**Data entries:**
## Start

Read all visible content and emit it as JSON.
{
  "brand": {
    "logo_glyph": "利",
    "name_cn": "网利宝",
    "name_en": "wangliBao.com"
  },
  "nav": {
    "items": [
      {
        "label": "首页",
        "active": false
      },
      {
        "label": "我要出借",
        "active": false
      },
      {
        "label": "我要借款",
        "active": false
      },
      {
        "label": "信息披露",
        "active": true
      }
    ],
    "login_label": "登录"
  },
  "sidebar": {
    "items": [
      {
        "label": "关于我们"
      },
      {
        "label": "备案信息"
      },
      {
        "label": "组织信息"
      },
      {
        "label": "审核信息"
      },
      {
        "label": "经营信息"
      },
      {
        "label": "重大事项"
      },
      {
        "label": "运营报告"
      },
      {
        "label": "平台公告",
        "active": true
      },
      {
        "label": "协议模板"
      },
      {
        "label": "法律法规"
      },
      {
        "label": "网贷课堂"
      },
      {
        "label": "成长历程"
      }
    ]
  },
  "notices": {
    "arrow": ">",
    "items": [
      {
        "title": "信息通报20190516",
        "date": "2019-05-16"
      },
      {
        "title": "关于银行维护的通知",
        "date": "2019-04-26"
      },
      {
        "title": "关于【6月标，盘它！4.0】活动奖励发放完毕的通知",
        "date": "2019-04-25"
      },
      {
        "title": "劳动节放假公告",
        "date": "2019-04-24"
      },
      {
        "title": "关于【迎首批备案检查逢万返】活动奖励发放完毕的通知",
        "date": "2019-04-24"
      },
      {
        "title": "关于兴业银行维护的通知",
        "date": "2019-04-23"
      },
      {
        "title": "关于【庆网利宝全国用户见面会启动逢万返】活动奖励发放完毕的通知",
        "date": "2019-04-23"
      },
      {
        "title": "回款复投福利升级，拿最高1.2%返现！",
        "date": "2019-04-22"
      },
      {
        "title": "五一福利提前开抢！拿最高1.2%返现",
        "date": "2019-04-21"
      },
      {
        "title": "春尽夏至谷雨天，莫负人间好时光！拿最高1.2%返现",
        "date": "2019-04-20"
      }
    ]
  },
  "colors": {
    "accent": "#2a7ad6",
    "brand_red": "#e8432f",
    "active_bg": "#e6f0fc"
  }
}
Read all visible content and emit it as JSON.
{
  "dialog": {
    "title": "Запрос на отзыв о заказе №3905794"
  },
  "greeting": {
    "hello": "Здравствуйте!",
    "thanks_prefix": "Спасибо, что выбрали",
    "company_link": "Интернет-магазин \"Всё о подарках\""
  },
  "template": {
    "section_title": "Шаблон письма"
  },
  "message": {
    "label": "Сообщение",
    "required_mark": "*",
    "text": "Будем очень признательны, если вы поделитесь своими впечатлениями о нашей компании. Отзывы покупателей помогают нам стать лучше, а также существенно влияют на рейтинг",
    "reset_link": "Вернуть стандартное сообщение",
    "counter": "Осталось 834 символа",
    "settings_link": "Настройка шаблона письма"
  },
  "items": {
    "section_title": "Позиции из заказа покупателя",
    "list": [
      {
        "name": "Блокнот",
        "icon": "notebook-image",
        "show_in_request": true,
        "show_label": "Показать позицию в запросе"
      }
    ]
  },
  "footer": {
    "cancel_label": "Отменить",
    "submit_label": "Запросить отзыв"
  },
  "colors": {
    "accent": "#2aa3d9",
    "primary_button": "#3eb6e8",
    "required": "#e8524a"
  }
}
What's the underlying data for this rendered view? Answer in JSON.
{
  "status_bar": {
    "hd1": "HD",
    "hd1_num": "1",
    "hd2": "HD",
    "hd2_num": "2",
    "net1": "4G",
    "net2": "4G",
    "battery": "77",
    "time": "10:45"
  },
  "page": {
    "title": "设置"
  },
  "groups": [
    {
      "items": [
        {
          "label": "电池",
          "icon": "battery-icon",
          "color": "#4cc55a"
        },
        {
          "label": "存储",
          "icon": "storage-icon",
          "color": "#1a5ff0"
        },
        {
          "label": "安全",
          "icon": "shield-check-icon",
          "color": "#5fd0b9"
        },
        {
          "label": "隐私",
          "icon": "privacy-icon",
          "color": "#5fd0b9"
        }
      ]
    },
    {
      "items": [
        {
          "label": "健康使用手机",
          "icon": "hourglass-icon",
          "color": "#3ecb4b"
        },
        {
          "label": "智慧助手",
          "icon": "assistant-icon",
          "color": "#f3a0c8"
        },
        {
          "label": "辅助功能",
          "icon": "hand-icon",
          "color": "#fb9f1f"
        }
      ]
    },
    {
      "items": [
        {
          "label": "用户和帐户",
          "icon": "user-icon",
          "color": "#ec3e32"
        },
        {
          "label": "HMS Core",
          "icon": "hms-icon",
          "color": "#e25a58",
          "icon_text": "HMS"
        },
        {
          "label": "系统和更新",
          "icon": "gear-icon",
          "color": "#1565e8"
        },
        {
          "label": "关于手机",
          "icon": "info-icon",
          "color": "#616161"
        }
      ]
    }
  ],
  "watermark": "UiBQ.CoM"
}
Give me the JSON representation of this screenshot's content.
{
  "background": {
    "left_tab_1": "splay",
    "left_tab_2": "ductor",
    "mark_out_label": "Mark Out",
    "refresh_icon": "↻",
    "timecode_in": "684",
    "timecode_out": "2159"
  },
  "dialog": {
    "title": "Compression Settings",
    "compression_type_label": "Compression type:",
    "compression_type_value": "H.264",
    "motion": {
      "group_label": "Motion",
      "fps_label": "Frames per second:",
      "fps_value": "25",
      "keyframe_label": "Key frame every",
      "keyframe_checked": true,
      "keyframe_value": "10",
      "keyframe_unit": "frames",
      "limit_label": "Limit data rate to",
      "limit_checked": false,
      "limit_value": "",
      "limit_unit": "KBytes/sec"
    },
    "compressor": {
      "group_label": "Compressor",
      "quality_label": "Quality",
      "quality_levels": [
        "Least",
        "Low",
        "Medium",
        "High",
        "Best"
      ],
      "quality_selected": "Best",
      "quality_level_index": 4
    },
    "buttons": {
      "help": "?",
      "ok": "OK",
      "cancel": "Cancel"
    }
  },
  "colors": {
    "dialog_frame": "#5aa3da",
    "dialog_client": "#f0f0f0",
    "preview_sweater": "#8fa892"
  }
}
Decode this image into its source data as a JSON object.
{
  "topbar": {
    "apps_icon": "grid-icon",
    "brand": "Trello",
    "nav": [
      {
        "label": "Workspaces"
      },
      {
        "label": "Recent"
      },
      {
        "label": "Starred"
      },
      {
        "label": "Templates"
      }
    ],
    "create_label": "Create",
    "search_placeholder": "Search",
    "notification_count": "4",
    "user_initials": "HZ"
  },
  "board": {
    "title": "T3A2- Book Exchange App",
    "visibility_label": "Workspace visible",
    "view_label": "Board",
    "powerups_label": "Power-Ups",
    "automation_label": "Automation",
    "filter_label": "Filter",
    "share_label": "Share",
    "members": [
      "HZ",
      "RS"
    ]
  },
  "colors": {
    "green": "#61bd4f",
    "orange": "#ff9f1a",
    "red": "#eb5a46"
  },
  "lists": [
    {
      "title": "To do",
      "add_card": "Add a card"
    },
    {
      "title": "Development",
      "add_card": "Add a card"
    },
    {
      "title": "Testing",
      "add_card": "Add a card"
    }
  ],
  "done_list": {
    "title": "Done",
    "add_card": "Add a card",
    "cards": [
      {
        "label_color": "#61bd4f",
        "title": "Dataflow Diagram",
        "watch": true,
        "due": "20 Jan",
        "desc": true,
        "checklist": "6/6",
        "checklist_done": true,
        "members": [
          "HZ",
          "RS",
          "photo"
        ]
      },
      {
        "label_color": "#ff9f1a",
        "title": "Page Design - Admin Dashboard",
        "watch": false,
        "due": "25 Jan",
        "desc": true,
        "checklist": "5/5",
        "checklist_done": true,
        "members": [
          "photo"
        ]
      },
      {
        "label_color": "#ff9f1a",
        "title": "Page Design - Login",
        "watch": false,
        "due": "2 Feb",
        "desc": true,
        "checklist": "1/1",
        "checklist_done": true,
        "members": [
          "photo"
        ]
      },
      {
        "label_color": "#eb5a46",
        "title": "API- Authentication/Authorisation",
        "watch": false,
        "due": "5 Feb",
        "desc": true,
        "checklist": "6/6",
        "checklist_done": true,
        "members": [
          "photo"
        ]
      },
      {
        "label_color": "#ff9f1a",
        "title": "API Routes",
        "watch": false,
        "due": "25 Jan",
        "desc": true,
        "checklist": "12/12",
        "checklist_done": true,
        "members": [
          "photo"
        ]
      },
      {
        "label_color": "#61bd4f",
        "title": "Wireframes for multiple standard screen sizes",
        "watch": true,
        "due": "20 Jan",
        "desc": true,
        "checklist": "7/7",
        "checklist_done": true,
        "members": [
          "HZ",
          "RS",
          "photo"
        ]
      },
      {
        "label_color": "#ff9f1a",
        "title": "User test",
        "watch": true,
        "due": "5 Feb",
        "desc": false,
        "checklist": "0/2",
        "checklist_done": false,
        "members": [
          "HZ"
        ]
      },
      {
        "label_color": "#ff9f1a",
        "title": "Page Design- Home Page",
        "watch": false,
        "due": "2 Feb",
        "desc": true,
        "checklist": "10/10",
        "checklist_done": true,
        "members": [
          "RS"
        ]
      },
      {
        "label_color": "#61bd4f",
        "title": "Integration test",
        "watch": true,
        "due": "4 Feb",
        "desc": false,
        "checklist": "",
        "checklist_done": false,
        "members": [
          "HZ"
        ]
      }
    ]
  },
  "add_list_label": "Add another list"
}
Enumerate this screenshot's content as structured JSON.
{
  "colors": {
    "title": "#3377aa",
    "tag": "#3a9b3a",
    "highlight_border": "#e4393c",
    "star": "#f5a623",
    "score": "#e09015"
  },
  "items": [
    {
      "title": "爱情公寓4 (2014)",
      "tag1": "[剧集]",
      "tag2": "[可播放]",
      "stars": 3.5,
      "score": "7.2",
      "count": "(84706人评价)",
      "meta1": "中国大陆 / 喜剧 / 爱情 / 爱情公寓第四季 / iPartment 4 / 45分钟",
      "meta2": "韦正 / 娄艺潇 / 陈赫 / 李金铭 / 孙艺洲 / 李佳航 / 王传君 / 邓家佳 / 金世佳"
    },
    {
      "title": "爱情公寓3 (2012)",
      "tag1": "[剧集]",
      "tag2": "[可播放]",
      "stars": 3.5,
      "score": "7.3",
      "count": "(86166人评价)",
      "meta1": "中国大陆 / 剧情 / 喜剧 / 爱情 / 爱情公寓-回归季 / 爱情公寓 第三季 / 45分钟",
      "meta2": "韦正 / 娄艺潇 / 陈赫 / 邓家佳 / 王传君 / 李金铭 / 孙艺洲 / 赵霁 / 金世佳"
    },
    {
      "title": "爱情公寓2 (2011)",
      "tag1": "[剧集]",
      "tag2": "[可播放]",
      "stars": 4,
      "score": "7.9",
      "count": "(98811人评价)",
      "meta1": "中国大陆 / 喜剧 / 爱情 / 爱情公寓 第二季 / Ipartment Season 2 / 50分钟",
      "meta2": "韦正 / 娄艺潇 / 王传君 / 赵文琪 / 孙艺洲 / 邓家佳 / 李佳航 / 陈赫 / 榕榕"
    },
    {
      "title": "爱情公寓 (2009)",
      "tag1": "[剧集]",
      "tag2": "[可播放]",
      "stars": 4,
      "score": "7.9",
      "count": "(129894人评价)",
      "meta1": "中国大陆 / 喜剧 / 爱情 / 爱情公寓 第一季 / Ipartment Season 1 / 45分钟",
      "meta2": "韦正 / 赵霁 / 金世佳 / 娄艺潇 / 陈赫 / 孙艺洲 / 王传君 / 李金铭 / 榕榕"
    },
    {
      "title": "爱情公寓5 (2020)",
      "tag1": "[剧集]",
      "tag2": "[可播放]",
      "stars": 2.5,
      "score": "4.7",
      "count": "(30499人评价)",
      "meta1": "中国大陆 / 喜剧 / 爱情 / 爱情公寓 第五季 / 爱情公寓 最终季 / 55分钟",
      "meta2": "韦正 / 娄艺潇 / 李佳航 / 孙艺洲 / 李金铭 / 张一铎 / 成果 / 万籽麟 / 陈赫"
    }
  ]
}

## End

**Problem statement:** What is the number of lines in this listing that contain the word "screenshot"? Answer with that number and nothing else.

**Output for this task:** 2